You are to retype all of the data exactly as it appears.

--- Extracted information ---
━━━━━━━━━━━━━━━━━━━━━━━━━━━━━━

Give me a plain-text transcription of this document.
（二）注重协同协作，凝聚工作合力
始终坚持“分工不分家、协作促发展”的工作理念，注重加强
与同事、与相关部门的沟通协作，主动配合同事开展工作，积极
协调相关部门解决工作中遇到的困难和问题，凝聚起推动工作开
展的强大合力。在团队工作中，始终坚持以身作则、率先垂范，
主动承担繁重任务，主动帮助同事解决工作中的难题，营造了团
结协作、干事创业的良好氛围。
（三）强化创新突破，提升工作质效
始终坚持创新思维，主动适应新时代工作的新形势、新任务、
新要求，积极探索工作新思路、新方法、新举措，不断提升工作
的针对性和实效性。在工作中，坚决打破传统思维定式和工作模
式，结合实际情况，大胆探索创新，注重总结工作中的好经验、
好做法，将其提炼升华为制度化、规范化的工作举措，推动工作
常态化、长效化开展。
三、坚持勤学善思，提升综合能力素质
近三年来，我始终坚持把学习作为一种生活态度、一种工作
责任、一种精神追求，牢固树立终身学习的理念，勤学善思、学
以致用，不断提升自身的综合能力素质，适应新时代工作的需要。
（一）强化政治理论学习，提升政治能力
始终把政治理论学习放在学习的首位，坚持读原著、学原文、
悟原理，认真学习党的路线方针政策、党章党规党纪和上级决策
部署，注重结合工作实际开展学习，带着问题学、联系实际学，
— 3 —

━━━━━━━━━━━━━━━━━━━━━━━━━━━━━━

--- Solution for this exercise ---
Give me a plain-text transcription of this document.
（二）注重协同协作，凝聚工作合力
始终坚持“分工不分家、协作促发展”的工作理念，注重加强
与同事、与相关部门的沟通协作，主动配合同事开展工作，积极
协调相关部门解决工作中遇到的困难和问题，凝聚起推动工作开
展的强大合力。在团队工作中，始终坚持以身作则、率先垂范，
主动承担繁重任务，主动帮助同事解决工作中的难题，营造了团
结协作、干事创业的良好氛围。
（三）强化创新突破，提升工作质效
始终坚持创新思维，主动适应新时代工作的新形势、新任务、
新要求，积极探索工作新思路、新方法、新举措，不断提升工作
的针对性和实效性。在工作中，坚决打破传统思维定式和工作模
式，结合实际情况，大胆探索创新，注重总结工作中的好经验、
好做法，将其提炼升华为制度化、规范化的工作举措，推动工作
常态化、长效化开展。
三、坚持勤学善思，提升综合能力素质
近三年来，我始终坚持把学习作为一种生活态度、一种工作
责任、一种精神追求，牢固树立终身学习的理念，勤学善思、学
以致用，不断提升自身的综合能力素质，适应新时代工作的需要。
（一）强化政治理论学习，提升政治能力
始终把政治理论学习放在学习的首位，坚持读原著、学原文、
悟原理，认真学习党的路线方针政策、党章党规党纪和上级决策
部署，注重结合工作实际开展学习，带着问题学、联系实际学，
— 3 —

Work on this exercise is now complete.